A verbatim copy of the records is required, with all pictures left out.
┏━━
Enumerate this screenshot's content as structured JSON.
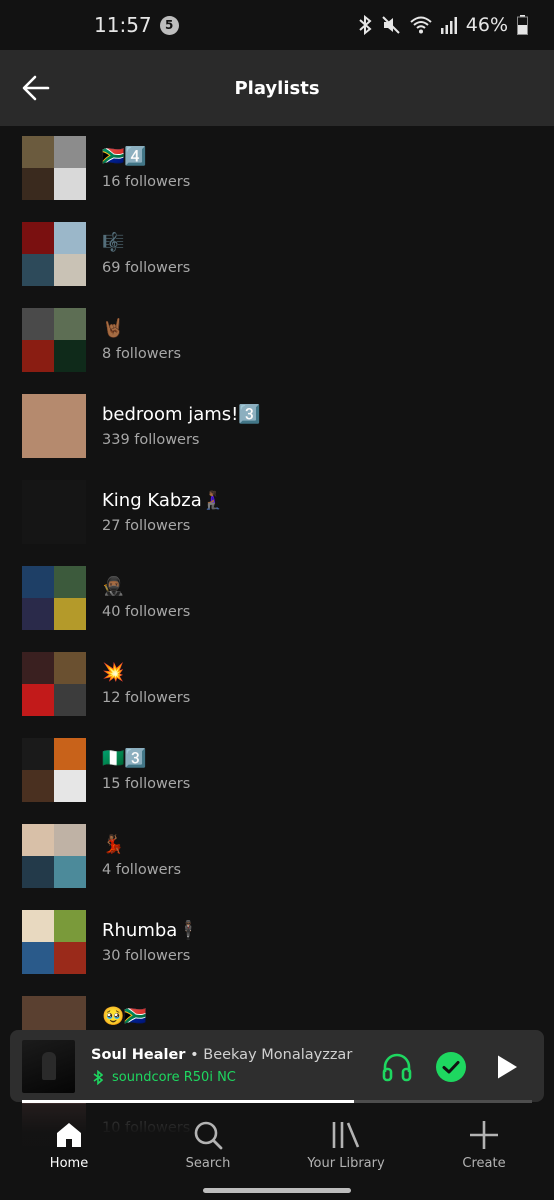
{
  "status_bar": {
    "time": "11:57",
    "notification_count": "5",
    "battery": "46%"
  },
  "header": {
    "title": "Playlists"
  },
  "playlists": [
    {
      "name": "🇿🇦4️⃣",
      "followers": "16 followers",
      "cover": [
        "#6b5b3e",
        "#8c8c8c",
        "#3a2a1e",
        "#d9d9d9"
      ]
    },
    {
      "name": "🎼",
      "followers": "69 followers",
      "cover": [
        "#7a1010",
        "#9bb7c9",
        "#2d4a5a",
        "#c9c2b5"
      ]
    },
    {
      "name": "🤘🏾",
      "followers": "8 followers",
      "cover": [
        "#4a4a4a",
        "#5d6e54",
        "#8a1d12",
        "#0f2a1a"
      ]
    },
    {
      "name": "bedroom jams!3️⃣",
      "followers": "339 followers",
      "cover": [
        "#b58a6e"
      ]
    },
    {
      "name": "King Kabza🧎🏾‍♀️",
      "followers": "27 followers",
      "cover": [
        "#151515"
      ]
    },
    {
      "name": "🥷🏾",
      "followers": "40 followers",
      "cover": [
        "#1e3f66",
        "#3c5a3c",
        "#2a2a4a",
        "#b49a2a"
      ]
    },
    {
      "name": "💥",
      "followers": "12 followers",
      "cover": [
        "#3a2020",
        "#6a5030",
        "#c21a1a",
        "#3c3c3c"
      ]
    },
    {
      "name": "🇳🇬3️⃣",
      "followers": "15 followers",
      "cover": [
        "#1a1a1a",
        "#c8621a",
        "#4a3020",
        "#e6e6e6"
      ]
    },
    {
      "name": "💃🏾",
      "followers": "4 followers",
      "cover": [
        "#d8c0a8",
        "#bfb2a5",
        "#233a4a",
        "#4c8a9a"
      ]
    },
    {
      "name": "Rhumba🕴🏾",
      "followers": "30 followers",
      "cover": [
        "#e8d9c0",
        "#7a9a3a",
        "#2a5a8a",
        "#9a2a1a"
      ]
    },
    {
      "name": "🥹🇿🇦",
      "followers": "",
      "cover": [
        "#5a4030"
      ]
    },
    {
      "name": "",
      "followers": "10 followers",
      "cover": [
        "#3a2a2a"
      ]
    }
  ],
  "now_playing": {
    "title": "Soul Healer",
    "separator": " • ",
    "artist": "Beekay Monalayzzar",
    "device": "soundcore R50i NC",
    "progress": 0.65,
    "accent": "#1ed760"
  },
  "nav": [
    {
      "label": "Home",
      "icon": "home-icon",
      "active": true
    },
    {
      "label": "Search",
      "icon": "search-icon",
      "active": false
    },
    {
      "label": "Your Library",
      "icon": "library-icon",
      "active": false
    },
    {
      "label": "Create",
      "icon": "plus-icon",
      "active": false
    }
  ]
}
┗━━
* [EXERCISE RESULT]
Enumerate this screenshot's content as structured JSON.
{
  "status_bar": {
    "time": "11:57",
    "notification_count": "5",
    "battery": "46%"
  },
  "header": {
    "title": "Playlists"
  },
  "playlists": [
    {
      "name": "🇿🇦4️⃣",
      "followers": "16 followers",
      "cover": [
        "#6b5b3e",
        "#8c8c8c",
        "#3a2a1e",
        "#d9d9d9"
      ]
    },
    {
      "name": "🎼",
      "followers": "69 followers",
      "cover": [
        "#7a1010",
        "#9bb7c9",
        "#2d4a5a",
        "#c9c2b5"
      ]
    },
    {
      "name": "🤘🏾",
      "followers": "8 followers",
      "cover": [
        "#4a4a4a",
        "#5d6e54",
        "#8a1d12",
        "#0f2a1a"
      ]
    },
    {
      "name": "bedroom jams!3️⃣",
      "followers": "339 followers",
      "cover": [
        "#b58a6e"
      ]
    },
    {
      "name": "King Kabza🧎🏾‍♀️",
      "followers": "27 followers",
      "cover": [
        "#151515"
      ]
    },
    {
      "name": "🥷🏾",
      "followers": "40 followers",
      "cover": [
        "#1e3f66",
        "#3c5a3c",
        "#2a2a4a",
        "#b49a2a"
      ]
    },
    {
      "name": "💥",
      "followers": "12 followers",
      "cover": [
        "#3a2020",
        "#6a5030",
        "#c21a1a",
        "#3c3c3c"
      ]
    },
    {
      "name": "🇳🇬3️⃣",
      "followers": "15 followers",
      "cover": [
        "#1a1a1a",
        "#c8621a",
        "#4a3020",
        "#e6e6e6"
      ]
    },
    {
      "name": "💃🏾",
      "followers": "4 followers",
      "cover": [
        "#d8c0a8",
        "#bfb2a5",
        "#233a4a",
        "#4c8a9a"
      ]
    },
    {
      "name": "Rhumba🕴🏾",
      "followers": "30 followers",
      "cover": [
        "#e8d9c0",
        "#7a9a3a",
        "#2a5a8a",
        "#9a2a1a"
      ]
    },
    {
      "name": "🥹🇿🇦",
      "followers": "",
      "cover": [
        "#5a4030"
      ]
    },
    {
      "name": "",
      "followers": "10 followers",
      "cover": [
        "#3a2a2a"
      ]
    }
  ],
  "now_playing": {
    "title": "Soul Healer",
    "separator": " • ",
    "artist": "Beekay Monalayzzar",
    "device": "soundcore R50i NC",
    "progress": 0.65,
    "accent": "#1ed760"
  },
  "nav": [
    {
      "label": "Home",
      "icon": "home-icon",
      "active": true
    },
    {
      "label": "Search",
      "icon": "search-icon",
      "active": false
    },
    {
      "label": "Your Library",
      "icon": "library-icon",
      "active": false
    },
    {
      "label": "Create",
      "icon": "plus-icon",
      "active": false
    }
  ]
}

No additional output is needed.